María Isabel va a misa los domingos a la iglesia de San Patricio que queda cerca de su casa. Siempre le ha interesado desarrollar su espiritualidad, más que su religiosidad. Practica ‘chi kung’, no con la disciplina de su marido, que lo hace todas las mañanas, pero sí con frecuencia. Desde hace quince años tienen un maestro colombiano que los entrena, ahora a larga distancia, desde Manzanares, Caldas. En estos días de enfermedad, él los ha acompañado mucho. Les ha hecho limpieza de chakras, les ha dado oraciones especiales y les recomendó tomar un té con ajo y cebolla roja. María Isabel quiso hacerlo, pero no tenía cebolla roja. Buscó alternativas en internet y encontró un té que, además de cebolla (usó la blanca que tenía) y ajo, agregaba otros ingredientes, como canela y jengibre. Empezó a prepararlo y a tomarlo por litros y litros.

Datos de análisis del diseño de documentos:
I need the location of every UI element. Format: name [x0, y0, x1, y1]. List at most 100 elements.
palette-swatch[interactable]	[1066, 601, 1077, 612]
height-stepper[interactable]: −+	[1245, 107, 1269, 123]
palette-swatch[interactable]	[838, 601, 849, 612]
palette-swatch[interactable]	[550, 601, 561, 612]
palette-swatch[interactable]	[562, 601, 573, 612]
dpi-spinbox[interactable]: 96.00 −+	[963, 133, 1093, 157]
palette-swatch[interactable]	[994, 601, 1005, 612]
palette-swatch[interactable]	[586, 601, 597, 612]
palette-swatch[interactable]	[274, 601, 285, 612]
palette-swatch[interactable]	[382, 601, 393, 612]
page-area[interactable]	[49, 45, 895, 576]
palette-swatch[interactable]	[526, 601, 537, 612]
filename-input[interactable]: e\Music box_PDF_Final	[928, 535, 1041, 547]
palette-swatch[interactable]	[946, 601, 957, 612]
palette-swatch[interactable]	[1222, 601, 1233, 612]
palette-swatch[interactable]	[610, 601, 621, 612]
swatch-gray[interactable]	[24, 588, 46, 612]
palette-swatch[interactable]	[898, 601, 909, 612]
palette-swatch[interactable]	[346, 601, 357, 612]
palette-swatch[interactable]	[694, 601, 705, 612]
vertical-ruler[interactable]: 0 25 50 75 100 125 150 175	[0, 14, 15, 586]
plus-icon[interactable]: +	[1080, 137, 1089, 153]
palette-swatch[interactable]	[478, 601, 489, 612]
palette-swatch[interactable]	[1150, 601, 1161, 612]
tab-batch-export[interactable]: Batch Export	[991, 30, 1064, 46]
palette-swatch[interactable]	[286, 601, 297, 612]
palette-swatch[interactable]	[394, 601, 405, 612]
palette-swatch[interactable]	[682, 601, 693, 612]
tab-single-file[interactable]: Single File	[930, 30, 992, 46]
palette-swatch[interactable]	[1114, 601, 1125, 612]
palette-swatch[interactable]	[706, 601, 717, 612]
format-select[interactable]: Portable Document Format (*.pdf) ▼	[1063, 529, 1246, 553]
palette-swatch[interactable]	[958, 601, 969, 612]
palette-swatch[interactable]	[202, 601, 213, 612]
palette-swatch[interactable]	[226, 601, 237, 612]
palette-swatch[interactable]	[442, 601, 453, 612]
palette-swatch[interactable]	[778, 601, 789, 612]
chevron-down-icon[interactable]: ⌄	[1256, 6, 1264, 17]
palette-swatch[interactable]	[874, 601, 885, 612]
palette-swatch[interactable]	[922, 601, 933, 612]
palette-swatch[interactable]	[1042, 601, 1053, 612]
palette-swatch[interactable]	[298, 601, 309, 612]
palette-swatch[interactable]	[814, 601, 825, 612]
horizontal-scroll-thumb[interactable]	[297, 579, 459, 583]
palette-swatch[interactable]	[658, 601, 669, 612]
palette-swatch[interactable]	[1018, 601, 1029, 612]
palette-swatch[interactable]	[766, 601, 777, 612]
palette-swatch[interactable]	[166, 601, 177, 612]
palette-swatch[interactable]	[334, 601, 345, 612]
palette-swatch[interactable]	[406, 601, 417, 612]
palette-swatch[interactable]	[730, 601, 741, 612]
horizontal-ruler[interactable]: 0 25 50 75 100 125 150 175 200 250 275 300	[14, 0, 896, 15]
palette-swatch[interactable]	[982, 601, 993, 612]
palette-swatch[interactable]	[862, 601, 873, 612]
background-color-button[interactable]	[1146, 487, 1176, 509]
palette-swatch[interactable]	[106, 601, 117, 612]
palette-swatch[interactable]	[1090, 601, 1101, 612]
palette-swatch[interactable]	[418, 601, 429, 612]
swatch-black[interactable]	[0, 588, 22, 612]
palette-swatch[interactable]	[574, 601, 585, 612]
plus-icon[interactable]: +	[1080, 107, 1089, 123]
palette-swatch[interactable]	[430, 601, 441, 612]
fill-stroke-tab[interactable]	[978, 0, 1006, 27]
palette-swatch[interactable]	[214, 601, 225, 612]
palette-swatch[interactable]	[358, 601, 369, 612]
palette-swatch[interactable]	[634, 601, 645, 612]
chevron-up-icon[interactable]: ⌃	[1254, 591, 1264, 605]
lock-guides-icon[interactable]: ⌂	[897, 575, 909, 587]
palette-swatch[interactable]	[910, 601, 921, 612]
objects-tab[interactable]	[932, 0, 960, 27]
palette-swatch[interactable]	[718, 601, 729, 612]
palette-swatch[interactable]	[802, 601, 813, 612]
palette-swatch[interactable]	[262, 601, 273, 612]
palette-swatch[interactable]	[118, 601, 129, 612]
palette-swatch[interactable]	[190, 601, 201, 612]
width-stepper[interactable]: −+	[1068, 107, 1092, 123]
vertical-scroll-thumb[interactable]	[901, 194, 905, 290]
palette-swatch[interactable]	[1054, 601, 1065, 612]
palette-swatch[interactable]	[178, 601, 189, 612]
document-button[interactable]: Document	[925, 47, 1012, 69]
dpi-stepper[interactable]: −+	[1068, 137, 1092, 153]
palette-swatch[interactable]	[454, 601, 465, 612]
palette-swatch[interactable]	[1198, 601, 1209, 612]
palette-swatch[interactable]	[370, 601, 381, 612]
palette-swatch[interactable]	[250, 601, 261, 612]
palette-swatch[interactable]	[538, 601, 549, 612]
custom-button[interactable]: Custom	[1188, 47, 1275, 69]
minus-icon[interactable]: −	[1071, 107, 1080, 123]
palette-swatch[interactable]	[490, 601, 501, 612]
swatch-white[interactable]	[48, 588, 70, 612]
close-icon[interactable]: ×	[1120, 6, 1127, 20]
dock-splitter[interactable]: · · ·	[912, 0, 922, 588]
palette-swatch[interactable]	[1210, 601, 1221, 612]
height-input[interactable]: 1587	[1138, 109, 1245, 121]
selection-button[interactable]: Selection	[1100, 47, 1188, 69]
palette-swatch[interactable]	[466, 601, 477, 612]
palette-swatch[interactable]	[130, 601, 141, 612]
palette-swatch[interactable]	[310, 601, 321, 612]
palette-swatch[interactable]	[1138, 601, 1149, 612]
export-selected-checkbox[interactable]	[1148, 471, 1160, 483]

Con la información:
• a. Indica si cada afirmación concuerda con el pasaje citado y justifícalo con las palabras exactas del pasaje: (i) María Isabel va a misa los domingos a la iglesia de San Patricio. (ii) Su marido practica chi kung solo de vez en cuando. (iii) María Isabel preparó el té con cebolla roja.
• b. Transcribe literalmente el fragmento del pasaje citado que va desde "María Isabel va" hasta "litros y litros.", ambos incluidos.
• c. Según el pasaje citado, ¿desde dónde entrena ahora el maestro colombiano a la pareja?

Respuestas por tarea:
• a.
(i) Sí: "María Isabel va a misa los domingos a la iglesia de San Patricio".
(ii) No: "que lo hace todas las mañanas".
(iii) No: "usó la blanca que tenía".

• b.
María Isabel va a misa los domingos a la iglesia de San Patricio que queda cerca de su casa. Siempre le ha interesado desarrollar su espiritualidad, más que su religiosidad. Practica ‘chi kung’, no con la disciplina de su marido, que lo hace todas las mañanas, pero sí con frecuencia. Desde hace quince años tienen un maestro colombiano que los entrena, ahora a larga distancia, desde Manzanares, Caldas. En estos días de enfermedad, él los ha acompañado mucho. Les ha hecho limpieza de chakras, les ha dado oraciones especiales y les recomendó tomar un té con ajo y cebolla roja. María Isabel quiso hacerlo, pero no tenía cebolla roja. Buscó alternativas en internet y encontró un té que, además de cebolla (usó la blanca que tenía) y ajo, agregaba otros ingredientes, como canela y jengibre. Empezó a prepararlo y a tomarlo por litros y litros.

• c. Desde Manzanares, Caldas.